▶ **TASK REQUIREMENTS**
Give the lines again exactly, from the one holding "Output a JSON" to the last line of the listing below, both ends included and nothing added.

□ □ □

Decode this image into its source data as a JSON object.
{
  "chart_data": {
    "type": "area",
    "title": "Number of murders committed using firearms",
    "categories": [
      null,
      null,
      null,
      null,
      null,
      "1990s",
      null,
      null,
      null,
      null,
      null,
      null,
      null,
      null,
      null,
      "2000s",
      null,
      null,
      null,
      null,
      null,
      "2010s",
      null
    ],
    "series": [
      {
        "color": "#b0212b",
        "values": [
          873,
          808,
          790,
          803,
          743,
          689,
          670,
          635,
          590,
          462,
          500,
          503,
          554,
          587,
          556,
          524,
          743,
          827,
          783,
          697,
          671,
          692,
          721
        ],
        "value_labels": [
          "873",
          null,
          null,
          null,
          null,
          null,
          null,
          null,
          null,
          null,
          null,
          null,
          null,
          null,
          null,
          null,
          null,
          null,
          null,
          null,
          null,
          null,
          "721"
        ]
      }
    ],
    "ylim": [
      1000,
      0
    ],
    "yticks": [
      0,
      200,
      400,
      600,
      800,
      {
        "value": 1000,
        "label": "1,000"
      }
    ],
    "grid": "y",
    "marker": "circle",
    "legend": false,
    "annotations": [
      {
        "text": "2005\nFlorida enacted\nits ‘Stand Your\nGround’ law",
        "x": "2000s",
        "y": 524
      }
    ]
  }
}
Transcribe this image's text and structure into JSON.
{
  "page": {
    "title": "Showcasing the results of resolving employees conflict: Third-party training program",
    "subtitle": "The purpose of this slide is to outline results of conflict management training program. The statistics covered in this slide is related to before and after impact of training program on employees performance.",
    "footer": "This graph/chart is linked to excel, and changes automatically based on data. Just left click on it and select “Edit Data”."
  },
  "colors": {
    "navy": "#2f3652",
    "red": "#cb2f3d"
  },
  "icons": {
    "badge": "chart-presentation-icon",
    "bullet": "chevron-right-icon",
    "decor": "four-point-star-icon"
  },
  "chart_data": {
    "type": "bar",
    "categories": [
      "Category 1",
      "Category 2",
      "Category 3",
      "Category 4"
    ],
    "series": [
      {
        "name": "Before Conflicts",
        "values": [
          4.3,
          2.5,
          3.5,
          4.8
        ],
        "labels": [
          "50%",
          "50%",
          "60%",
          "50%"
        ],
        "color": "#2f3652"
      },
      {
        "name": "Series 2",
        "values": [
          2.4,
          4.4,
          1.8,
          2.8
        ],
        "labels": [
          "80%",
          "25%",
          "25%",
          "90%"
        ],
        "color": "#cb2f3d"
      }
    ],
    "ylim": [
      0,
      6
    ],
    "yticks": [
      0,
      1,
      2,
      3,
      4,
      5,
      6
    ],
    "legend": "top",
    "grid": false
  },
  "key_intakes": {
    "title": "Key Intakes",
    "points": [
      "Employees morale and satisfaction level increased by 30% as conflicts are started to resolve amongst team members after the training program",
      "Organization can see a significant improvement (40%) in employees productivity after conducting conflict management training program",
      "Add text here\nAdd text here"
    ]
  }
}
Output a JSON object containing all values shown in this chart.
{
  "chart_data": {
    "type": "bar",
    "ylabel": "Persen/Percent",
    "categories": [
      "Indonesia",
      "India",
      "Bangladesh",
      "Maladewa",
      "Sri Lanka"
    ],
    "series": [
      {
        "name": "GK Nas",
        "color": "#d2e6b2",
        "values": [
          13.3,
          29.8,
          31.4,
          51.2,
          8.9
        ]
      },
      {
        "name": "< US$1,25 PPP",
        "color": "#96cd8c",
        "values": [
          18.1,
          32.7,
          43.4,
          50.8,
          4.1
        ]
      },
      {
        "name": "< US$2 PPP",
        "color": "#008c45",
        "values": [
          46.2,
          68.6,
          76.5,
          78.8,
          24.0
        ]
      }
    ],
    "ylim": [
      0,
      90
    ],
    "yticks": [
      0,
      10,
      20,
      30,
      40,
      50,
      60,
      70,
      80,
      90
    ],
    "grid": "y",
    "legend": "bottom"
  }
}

□ □ □

▶ **FINISHED EXERCISE**
Output a JSON object containing all values shown in this chart.
{
  "chart_data": {
    "type": "bar",
    "ylabel": "Persen/Percent",
    "categories": [
      "Indonesia",
      "India",
      "Bangladesh",
      "Maladewa",
      "Sri Lanka"
    ],
    "series": [
      {
        "name": "GK Nas",
        "color": "#d2e6b2",
        "values": [
          13.3,
          29.8,
          31.4,
          51.2,
          8.9
        ]
      },
      {
        "name": "< US$1,25 PPP",
        "color": "#96cd8c",
        "values": [
          18.1,
          32.7,
          43.4,
          50.8,
          4.1
        ]
      },
      {
        "name": "< US$2 PPP",
        "color": "#008c45",
        "values": [
          46.2,
          68.6,
          76.5,
          78.8,
          24.0
        ]
      }
    ],
    "ylim": [
      0,
      90
    ],
    "yticks": [
      0,
      10,
      20,
      30,
      40,
      50,
      60,
      70,
      80,
      90
    ],
    "grid": "y",
    "legend": "bottom"
  }
}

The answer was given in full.